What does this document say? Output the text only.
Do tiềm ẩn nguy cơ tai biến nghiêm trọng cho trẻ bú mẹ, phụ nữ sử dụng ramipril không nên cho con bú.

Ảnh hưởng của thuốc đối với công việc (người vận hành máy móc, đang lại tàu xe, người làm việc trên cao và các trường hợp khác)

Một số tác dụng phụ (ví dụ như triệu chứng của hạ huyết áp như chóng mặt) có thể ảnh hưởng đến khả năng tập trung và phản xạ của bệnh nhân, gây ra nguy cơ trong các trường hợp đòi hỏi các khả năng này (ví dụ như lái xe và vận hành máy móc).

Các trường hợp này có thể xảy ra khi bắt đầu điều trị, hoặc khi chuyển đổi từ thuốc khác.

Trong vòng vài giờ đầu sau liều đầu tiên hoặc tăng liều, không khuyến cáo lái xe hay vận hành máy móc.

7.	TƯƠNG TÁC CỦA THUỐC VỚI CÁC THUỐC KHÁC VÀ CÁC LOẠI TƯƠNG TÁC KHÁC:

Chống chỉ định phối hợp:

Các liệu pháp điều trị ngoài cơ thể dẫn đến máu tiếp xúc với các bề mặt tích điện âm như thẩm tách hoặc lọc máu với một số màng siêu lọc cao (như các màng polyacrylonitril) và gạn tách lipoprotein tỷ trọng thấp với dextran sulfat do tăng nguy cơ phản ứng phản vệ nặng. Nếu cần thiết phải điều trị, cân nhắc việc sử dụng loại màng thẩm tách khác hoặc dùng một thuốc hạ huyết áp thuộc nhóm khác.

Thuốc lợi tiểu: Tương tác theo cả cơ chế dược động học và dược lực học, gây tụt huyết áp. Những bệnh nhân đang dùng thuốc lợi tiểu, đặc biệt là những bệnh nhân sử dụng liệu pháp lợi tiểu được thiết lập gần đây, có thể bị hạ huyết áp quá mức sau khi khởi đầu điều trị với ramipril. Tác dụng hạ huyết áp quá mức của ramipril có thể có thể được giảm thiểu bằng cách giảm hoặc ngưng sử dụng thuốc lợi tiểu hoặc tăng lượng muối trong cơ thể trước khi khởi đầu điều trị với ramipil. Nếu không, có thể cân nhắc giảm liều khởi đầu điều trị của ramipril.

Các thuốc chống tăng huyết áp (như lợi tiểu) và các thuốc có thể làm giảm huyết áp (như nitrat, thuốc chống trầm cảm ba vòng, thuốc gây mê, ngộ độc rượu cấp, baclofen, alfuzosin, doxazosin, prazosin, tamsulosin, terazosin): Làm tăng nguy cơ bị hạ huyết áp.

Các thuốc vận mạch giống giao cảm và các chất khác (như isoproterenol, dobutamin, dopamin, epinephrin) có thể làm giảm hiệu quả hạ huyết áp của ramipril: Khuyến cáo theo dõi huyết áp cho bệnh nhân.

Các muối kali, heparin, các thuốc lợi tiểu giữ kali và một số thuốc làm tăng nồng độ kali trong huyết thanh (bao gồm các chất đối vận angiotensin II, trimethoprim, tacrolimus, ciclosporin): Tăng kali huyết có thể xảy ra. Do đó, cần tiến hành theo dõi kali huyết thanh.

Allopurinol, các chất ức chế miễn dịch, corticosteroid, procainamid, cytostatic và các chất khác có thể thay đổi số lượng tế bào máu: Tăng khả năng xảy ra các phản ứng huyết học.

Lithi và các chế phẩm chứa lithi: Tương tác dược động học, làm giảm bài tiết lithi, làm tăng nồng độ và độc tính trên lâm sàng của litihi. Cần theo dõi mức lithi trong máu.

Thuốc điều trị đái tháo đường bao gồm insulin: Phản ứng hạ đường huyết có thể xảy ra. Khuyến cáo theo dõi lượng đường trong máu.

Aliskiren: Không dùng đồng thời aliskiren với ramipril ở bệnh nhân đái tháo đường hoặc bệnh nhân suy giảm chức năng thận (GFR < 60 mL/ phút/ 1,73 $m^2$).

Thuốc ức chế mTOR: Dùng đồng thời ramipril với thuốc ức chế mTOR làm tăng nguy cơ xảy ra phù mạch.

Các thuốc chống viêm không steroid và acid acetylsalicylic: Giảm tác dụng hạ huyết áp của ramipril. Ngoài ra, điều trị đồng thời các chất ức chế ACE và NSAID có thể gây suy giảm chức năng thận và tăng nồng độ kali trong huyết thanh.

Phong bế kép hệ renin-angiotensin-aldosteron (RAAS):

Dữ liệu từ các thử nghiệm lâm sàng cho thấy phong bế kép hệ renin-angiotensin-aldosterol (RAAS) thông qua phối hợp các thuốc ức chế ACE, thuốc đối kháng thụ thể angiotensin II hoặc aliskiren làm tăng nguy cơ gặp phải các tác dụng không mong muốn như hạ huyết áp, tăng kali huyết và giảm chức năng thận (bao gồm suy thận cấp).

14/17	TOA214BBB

- ABOUT THIS TASK -
Say how many lines contain "angiotensin" in the material above; the number is the whole answer.

- COMPLETED TASK -
3